══ RECORDS FOR PROCESSING ══
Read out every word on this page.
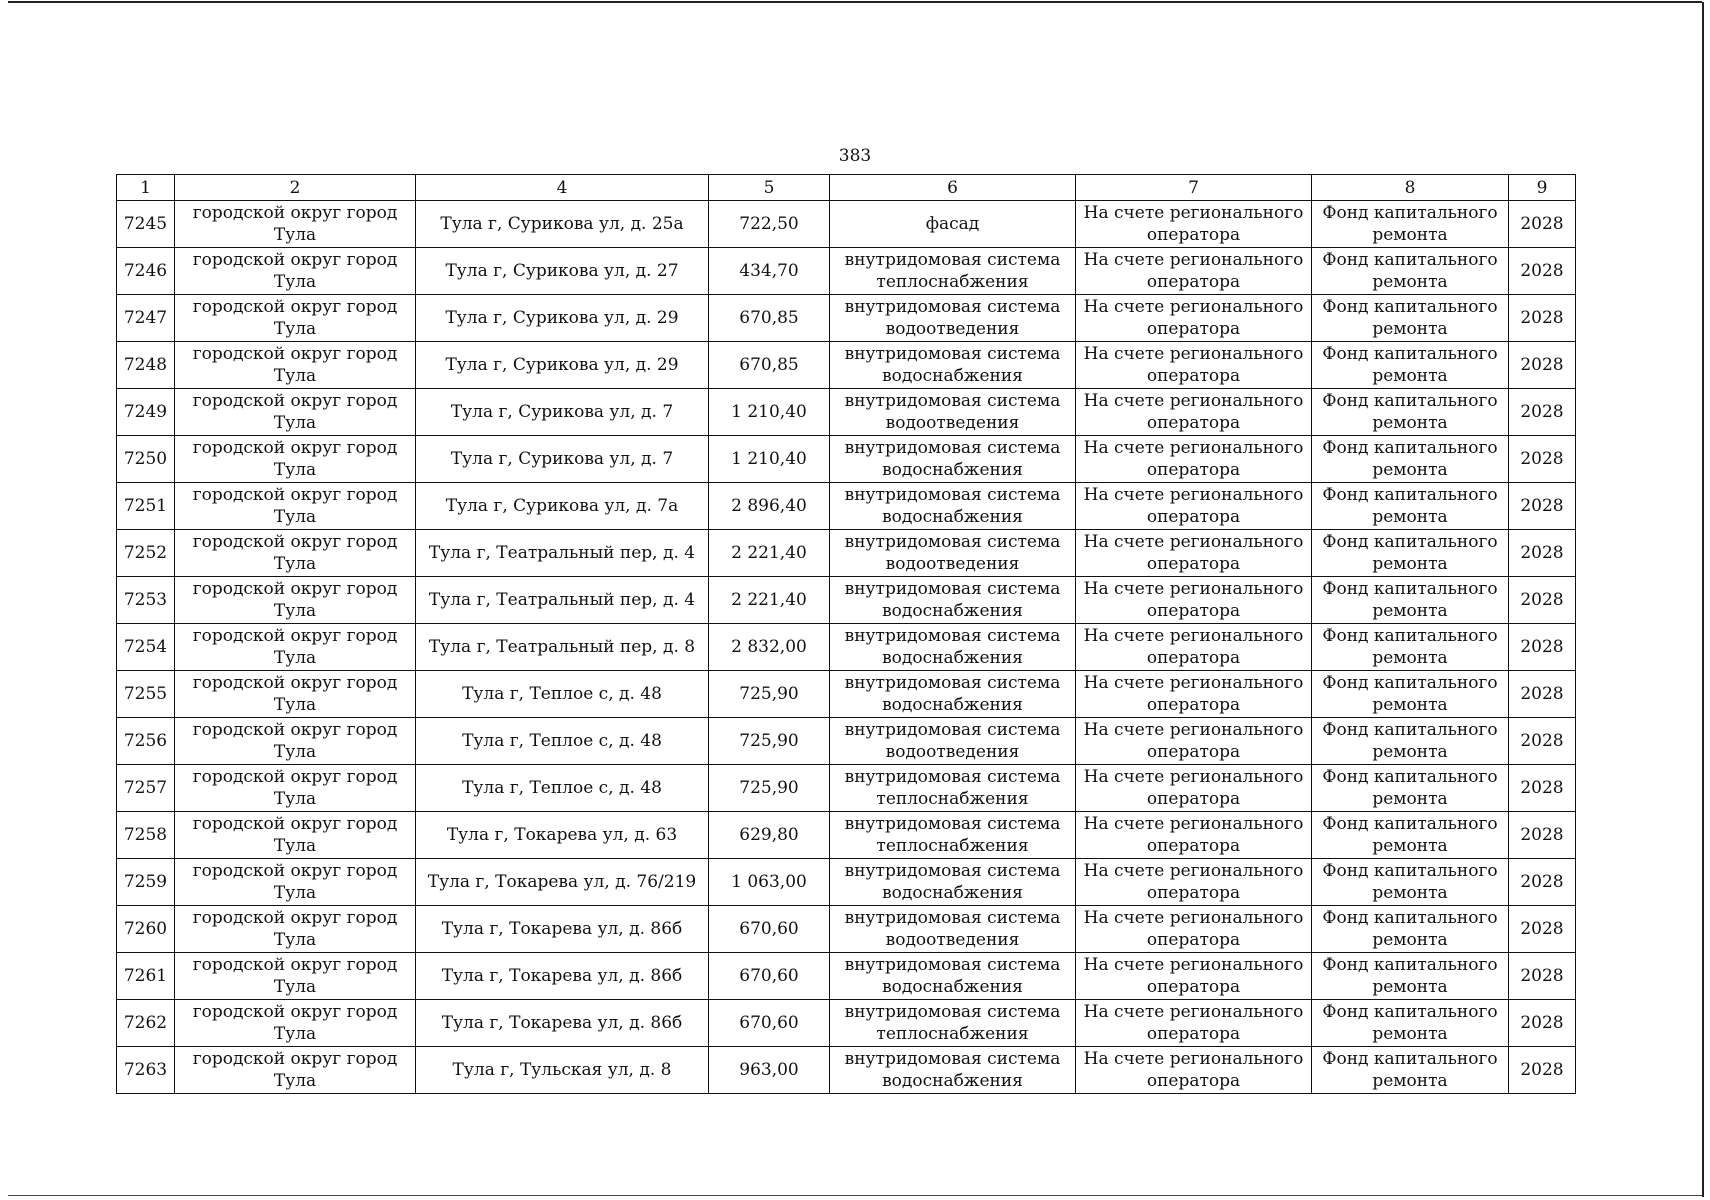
383
1	2	4	5	6	7	8	9
7245	городской округ город Тула	Тула г, Сурикова ул, д. 25а	722,50	фасад	На счете регионального оператора	Фонд капитального ремонта	2028
7246	городской округ город Тула	Тула г, Сурикова ул, д. 27	434,70	внутридомовая система теплоснабжения	На счете регионального оператора	Фонд капитального ремонта	2028
7247	городской округ город Тула	Тула г, Сурикова ул, д. 29	670,85	внутридомовая система водоотведения	На счете регионального оператора	Фонд капитального ремонта	2028
7248	городской округ город Тула	Тула г, Сурикова ул, д. 29	670,85	внутридомовая система водоснабжения	На счете регионального оператора	Фонд капитального ремонта	2028
7249	городской округ город Тула	Тула г, Сурикова ул, д. 7	1 210,40	внутридомовая система водоотведения	На счете регионального оператора	Фонд капитального ремонта	2028
7250	городской округ город Тула	Тула г, Сурикова ул, д. 7	1 210,40	внутридомовая система водоснабжения	На счете регионального оператора	Фонд капитального ремонта	2028
7251	городской округ город Тула	Тула г, Сурикова ул, д. 7а	2 896,40	внутридомовая система водоснабжения	На счете регионального оператора	Фонд капитального ремонта	2028
7252	городской округ город Тула	Тула г, Театральный пер, д. 4	2 221,40	внутридомовая система водоотведения	На счете регионального оператора	Фонд капитального ремонта	2028
7253	городской округ город Тула	Тула г, Театральный пер, д. 4	2 221,40	внутридомовая система водоснабжения	На счете регионального оператора	Фонд капитального ремонта	2028
7254	городской округ город Тула	Тула г, Театральный пер, д. 8	2 832,00	внутридомовая система водоснабжения	На счете регионального оператора	Фонд капитального ремонта	2028
7255	городской округ город Тула	Тула г, Теплое с, д. 48	725,90	внутридомовая система водоснабжения	На счете регионального оператора	Фонд капитального ремонта	2028
7256	городской округ город Тула	Тула г, Теплое с, д. 48	725,90	внутридомовая система водоотведения	На счете регионального оператора	Фонд капитального ремонта	2028
7257	городской округ город Тула	Тула г, Теплое с, д. 48	725,90	внутридомовая система теплоснабжения	На счете регионального оператора	Фонд капитального ремонта	2028
7258	городской округ город Тула	Тула г, Токарева ул, д. 63	629,80	внутридомовая система теплоснабжения	На счете регионального оператора	Фонд капитального ремонта	2028
7259	городской округ город Тула	Тула г, Токарева ул, д. 76/219	1 063,00	внутридомовая система водоснабжения	На счете регионального оператора	Фонд капитального ремонта	2028
7260	городской округ город Тула	Тула г, Токарева ул, д. 86б	670,60	внутридомовая система водоотведения	На счете регионального оператора	Фонд капитального ремонта	2028
7261	городской округ город Тула	Тула г, Токарева ул, д. 86б	670,60	внутридомовая система водоснабжения	На счете регионального оператора	Фонд капитального ремонта	2028
7262	городской округ город Тула	Тула г, Токарева ул, д. 86б	670,60	внутридомовая система теплоснабжения	На счете регионального оператора	Фонд капитального ремонта	2028
7263	городской округ город Тула	Тула г, Тульская ул, д. 8	963,00	внутридомовая система водоснабжения	На счете регионального оператора	Фонд капитального ремонта	2028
═══
▶ [REQUIREMENTS]:
Without the images, write out each line of the data verbatim.

▶ [WRITTEN RESPONSE]:
Read out every word on this page.
383
1	2	4	5	6	7	8	9
7245	городской округ город Тула	Тула г, Сурикова ул, д. 25а	722,50	фасад	На счете регионального оператора	Фонд капитального ремонта	2028
7246	городской округ город Тула	Тула г, Сурикова ул, д. 27	434,70	внутридомовая система теплоснабжения	На счете регионального оператора	Фонд капитального ремонта	2028
7247	городской округ город Тула	Тула г, Сурикова ул, д. 29	670,85	внутридомовая система водоотведения	На счете регионального оператора	Фонд капитального ремонта	2028
7248	городской округ город Тула	Тула г, Сурикова ул, д. 29	670,85	внутридомовая система водоснабжения	На счете регионального оператора	Фонд капитального ремонта	2028
7249	городской округ город Тула	Тула г, Сурикова ул, д. 7	1 210,40	внутридомовая система водоотведения	На счете регионального оператора	Фонд капитального ремонта	2028
7250	городской округ город Тула	Тула г, Сурикова ул, д. 7	1 210,40	внутридомовая система водоснабжения	На счете регионального оператора	Фонд капитального ремонта	2028
7251	городской округ город Тула	Тула г, Сурикова ул, д. 7а	2 896,40	внутридомовая система водоснабжения	На счете регионального оператора	Фонд капитального ремонта	2028
7252	городской округ город Тула	Тула г, Театральный пер, д. 4	2 221,40	внутридомовая система водоотведения	На счете регионального оператора	Фонд капитального ремонта	2028
7253	городской округ город Тула	Тула г, Театральный пер, д. 4	2 221,40	внутридомовая система водоснабжения	На счете регионального оператора	Фонд капитального ремонта	2028
7254	городской округ город Тула	Тула г, Театральный пер, д. 8	2 832,00	внутридомовая система водоснабжения	На счете регионального оператора	Фонд капитального ремонта	2028
7255	городской округ город Тула	Тула г, Теплое с, д. 48	725,90	внутридомовая система водоснабжения	На счете регионального оператора	Фонд капитального ремонта	2028
7256	городской округ город Тула	Тула г, Теплое с, д. 48	725,90	внутридомовая система водоотведения	На счете регионального оператора	Фонд капитального ремонта	2028
7257	городской округ город Тула	Тула г, Теплое с, д. 48	725,90	внутридомовая система теплоснабжения	На счете регионального оператора	Фонд капитального ремонта	2028
7258	городской округ город Тула	Тула г, Токарева ул, д. 63	629,80	внутридомовая система теплоснабжения	На счете регионального оператора	Фонд капитального ремонта	2028
7259	городской округ город Тула	Тула г, Токарева ул, д. 76/219	1 063,00	внутридомовая система водоснабжения	На счете регионального оператора	Фонд капитального ремонта	2028
7260	городской округ город Тула	Тула г, Токарева ул, д. 86б	670,60	внутридомовая система водоотведения	На счете регионального оператора	Фонд капитального ремонта	2028
7261	городской округ город Тула	Тула г, Токарева ул, д. 86б	670,60	внутридомовая система водоснабжения	На счете регионального оператора	Фонд капитального ремонта	2028
7262	городской округ город Тула	Тула г, Токарева ул, д. 86б	670,60	внутридомовая система теплоснабжения	На счете регионального оператора	Фонд капитального ремонта	2028
7263	городской округ город Тула	Тула г, Тульская ул, д. 8	963,00	внутридомовая система водоснабжения	На счете регионального оператора	Фонд капитального ремонта	2028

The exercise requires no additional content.